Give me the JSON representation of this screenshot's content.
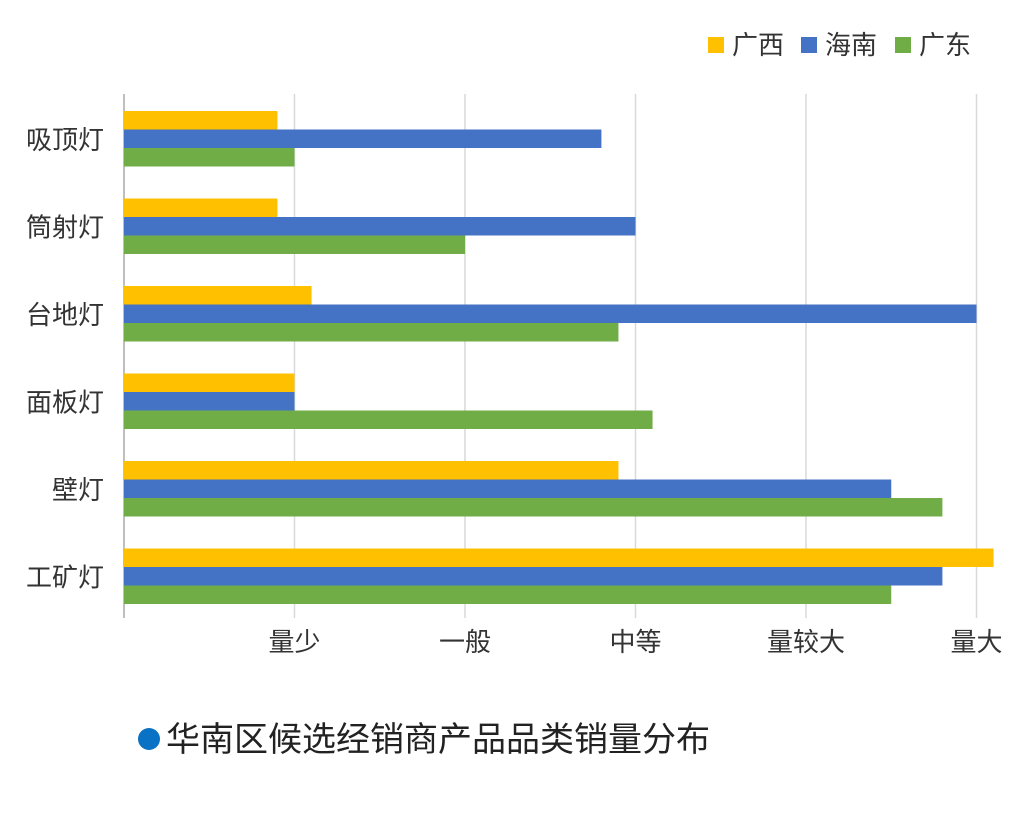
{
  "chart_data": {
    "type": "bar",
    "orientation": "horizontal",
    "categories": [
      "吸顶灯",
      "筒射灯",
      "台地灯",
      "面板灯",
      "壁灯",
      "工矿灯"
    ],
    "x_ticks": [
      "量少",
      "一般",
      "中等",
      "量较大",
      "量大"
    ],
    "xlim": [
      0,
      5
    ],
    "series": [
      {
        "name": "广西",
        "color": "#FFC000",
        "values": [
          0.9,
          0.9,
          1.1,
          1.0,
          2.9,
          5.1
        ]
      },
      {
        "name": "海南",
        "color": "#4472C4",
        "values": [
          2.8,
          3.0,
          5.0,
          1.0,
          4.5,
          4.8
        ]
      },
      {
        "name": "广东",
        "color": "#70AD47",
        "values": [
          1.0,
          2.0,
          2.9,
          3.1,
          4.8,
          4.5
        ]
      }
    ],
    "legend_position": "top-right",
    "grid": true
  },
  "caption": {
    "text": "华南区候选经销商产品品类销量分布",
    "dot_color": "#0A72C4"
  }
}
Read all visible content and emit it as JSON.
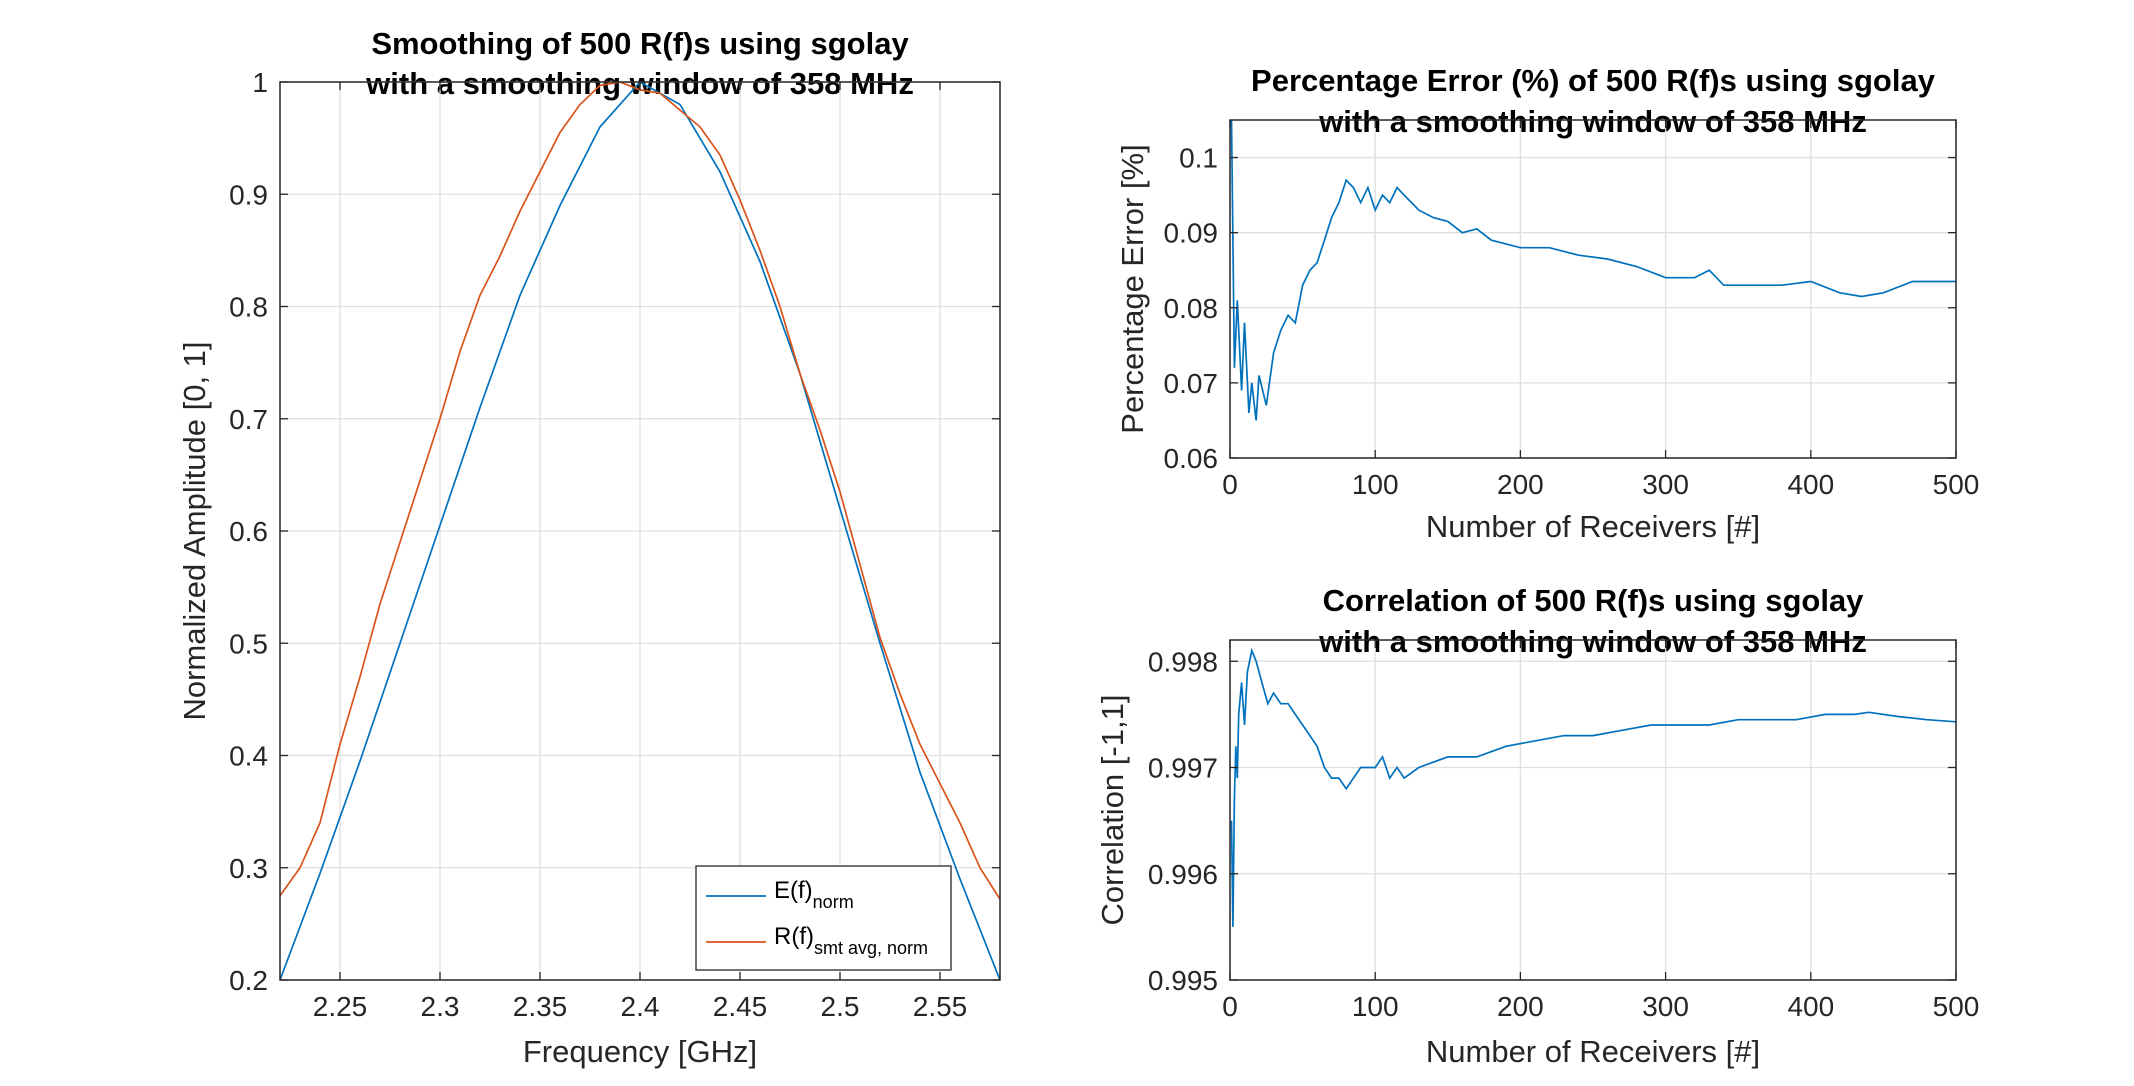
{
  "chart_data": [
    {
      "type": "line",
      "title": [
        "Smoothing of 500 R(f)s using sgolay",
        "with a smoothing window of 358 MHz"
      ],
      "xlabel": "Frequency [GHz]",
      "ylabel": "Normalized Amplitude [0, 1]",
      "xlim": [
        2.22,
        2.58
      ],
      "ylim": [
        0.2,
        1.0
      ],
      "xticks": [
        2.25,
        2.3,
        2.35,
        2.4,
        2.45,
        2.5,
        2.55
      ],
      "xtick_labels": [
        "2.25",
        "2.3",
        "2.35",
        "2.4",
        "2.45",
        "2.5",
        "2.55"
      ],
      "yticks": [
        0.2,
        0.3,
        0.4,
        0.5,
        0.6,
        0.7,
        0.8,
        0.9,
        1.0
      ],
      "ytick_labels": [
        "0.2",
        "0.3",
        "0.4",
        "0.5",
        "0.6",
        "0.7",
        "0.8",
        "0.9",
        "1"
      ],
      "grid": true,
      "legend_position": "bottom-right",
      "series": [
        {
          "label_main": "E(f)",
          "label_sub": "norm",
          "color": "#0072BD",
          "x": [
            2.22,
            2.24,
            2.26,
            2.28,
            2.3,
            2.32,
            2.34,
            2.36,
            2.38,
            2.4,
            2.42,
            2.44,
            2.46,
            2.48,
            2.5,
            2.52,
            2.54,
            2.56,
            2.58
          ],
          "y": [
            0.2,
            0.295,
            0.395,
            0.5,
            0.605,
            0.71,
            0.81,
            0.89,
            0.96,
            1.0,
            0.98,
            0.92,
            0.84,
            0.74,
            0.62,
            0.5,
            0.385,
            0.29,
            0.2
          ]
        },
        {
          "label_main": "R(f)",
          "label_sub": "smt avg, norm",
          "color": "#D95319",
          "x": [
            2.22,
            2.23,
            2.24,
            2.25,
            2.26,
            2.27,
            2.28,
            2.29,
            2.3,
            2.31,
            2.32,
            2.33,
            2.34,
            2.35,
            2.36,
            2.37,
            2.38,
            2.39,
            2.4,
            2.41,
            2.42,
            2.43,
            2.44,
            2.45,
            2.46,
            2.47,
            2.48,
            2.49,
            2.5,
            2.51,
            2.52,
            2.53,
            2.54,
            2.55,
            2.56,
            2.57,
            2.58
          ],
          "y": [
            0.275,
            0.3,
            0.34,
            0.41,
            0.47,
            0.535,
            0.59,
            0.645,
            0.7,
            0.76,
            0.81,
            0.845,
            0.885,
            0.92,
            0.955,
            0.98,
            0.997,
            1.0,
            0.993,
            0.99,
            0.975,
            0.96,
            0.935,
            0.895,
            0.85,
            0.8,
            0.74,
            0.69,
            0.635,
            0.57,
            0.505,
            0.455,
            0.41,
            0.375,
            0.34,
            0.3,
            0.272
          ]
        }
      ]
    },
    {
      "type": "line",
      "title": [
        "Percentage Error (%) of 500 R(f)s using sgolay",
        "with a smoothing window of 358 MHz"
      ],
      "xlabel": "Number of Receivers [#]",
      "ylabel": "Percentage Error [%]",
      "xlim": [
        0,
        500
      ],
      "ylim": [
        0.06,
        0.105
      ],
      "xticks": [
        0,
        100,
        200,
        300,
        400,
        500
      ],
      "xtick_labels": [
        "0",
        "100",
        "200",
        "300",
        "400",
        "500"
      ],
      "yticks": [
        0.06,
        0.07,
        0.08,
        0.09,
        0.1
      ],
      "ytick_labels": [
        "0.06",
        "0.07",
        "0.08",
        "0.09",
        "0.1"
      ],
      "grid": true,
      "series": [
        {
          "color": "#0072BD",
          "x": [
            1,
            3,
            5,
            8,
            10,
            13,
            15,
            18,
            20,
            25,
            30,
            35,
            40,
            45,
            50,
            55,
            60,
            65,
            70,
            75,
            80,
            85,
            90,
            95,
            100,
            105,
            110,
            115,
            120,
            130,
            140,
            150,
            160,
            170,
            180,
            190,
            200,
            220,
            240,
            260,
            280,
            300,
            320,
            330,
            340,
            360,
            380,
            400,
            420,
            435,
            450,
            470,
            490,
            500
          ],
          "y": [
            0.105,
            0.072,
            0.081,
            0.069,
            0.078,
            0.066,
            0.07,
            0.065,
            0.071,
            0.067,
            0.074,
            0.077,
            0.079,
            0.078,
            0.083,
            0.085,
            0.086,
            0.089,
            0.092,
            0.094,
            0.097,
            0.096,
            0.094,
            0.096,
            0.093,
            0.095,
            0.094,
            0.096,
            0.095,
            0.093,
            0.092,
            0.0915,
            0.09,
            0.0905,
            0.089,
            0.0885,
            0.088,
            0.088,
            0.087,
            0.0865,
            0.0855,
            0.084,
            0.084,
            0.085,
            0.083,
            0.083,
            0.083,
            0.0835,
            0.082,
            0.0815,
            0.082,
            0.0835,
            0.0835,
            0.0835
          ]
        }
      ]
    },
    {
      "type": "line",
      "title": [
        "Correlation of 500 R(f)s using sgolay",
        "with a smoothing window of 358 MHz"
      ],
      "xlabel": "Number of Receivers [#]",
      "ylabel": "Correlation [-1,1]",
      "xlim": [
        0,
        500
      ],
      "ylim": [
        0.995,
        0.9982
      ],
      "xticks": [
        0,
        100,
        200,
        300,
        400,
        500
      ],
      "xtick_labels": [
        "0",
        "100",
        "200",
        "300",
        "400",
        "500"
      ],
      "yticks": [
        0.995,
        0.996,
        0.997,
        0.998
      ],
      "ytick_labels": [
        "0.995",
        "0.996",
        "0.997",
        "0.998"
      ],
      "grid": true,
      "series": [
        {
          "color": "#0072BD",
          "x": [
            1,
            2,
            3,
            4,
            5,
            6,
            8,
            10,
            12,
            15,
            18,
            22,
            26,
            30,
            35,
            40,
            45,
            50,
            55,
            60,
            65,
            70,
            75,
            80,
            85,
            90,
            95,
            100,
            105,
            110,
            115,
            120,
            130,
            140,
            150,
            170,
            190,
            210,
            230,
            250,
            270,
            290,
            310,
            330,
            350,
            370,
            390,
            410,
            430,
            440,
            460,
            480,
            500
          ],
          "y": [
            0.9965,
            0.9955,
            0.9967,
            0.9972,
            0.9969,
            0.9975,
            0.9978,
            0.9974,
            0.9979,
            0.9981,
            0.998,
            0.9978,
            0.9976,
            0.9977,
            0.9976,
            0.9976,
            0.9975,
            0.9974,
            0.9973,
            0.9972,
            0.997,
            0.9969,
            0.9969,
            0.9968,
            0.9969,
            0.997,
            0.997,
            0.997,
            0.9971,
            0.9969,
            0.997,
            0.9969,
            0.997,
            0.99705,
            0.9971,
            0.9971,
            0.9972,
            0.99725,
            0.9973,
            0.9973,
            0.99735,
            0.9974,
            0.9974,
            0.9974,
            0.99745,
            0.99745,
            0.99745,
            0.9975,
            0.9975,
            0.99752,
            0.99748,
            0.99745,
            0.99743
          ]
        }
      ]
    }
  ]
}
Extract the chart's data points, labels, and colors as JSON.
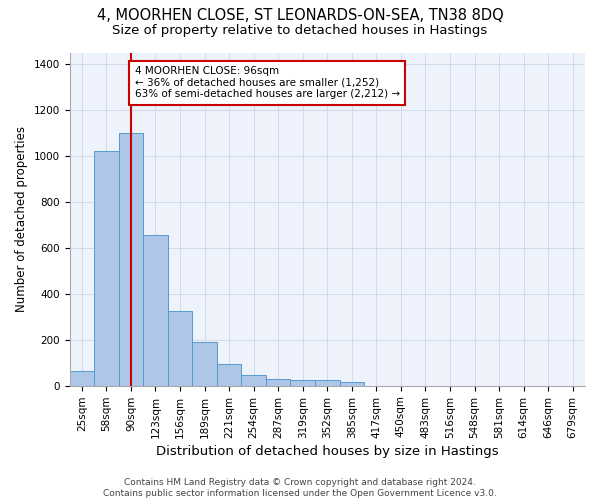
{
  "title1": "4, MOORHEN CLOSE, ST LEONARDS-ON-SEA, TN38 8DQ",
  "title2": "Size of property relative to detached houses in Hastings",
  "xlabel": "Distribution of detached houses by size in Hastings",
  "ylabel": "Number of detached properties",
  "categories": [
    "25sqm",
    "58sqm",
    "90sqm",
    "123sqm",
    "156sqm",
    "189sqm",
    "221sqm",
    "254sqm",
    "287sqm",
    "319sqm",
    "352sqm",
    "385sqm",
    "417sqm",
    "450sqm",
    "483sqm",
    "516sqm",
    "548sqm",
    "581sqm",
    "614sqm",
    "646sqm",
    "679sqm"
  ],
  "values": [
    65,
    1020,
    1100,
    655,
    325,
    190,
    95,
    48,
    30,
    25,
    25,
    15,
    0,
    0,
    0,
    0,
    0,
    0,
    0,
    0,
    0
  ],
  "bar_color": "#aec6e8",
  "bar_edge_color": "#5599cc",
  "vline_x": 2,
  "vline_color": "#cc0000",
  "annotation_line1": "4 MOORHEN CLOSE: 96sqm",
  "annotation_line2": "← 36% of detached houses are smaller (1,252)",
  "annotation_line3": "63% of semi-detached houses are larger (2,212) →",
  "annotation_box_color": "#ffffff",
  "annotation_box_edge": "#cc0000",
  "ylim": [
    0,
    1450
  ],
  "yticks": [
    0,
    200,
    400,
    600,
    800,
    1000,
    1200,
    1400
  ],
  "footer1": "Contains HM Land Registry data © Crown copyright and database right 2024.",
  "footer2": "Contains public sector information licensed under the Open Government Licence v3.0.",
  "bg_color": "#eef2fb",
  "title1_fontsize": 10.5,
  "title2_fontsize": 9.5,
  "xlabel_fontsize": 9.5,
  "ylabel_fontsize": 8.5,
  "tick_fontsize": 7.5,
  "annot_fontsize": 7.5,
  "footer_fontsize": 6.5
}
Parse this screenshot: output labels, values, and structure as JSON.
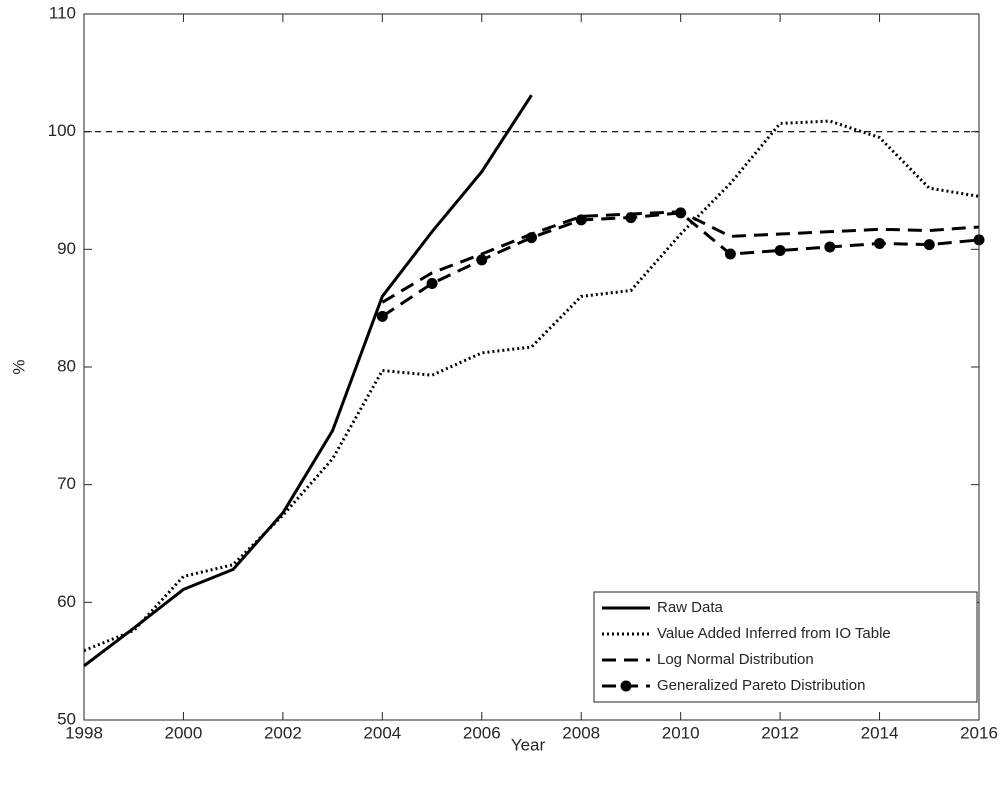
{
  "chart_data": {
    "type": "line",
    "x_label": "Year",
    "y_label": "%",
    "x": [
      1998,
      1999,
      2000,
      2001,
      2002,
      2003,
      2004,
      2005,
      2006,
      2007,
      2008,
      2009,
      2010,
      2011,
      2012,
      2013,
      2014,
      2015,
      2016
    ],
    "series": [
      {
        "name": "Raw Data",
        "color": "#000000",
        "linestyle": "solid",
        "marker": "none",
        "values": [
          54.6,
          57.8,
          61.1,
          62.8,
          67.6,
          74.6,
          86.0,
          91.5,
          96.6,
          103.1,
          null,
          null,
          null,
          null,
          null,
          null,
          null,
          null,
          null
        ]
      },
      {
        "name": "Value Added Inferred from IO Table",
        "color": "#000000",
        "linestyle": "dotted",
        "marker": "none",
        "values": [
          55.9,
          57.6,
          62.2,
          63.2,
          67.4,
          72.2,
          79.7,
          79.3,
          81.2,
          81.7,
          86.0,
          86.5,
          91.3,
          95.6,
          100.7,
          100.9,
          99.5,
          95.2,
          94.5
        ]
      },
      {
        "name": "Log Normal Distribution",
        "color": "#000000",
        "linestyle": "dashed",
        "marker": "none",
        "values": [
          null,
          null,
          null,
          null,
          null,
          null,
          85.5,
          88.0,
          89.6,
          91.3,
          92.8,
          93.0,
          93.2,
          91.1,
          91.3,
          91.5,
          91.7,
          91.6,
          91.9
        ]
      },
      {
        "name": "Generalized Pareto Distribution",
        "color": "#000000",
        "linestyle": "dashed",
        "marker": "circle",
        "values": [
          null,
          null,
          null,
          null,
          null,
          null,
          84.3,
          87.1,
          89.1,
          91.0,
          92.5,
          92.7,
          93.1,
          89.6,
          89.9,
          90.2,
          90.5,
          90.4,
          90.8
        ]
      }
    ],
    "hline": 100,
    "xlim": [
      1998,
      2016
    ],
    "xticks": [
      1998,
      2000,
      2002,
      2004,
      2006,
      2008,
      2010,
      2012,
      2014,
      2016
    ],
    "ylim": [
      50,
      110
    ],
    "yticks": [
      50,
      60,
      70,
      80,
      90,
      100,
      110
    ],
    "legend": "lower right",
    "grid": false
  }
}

* * * * * * * * *

§ **REQUIRED WORK**
Count how many lines above include the word "Correlation" and answer with that figure only.

§ **COMPLETED TASK**
2